→ **SUPPLIED RECORDS**
################

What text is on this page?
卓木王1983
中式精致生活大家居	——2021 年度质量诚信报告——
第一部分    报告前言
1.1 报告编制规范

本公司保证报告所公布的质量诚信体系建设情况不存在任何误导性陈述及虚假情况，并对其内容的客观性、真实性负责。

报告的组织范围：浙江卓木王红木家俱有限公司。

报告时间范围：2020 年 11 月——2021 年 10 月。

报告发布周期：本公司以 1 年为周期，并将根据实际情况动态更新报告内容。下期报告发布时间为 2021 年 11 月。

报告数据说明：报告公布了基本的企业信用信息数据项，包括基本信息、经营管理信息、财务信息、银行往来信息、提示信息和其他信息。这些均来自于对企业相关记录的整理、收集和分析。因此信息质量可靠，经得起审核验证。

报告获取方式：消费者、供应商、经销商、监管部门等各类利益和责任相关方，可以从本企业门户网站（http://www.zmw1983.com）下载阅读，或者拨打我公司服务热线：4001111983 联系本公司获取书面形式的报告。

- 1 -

################

→ **EXERCISE DIRECTIONS**
Retype all of the material, keeping each line exact.

→ **FULL RESPONSE**
What text is on this page?
卓木王1983
中式精致生活大家居	——2021 年度质量诚信报告——
第一部分    报告前言
1.1 报告编制规范

本公司保证报告所公布的质量诚信体系建设情况不存在任何误导性陈述及虚假情况，并对其内容的客观性、真实性负责。

报告的组织范围：浙江卓木王红木家俱有限公司。

报告时间范围：2020 年 11 月——2021 年 10 月。

报告发布周期：本公司以 1 年为周期，并将根据实际情况动态更新报告内容。下期报告发布时间为 2021 年 11 月。

报告数据说明：报告公布了基本的企业信用信息数据项，包括基本信息、经营管理信息、财务信息、银行往来信息、提示信息和其他信息。这些均来自于对企业相关记录的整理、收集和分析。因此信息质量可靠，经得起审核验证。

报告获取方式：消费者、供应商、经销商、监管部门等各类利益和责任相关方，可以从本企业门户网站（http://www.zmw1983.com）下载阅读，或者拨打我公司服务热线：4001111983 联系本公司获取书面形式的报告。

- 1 -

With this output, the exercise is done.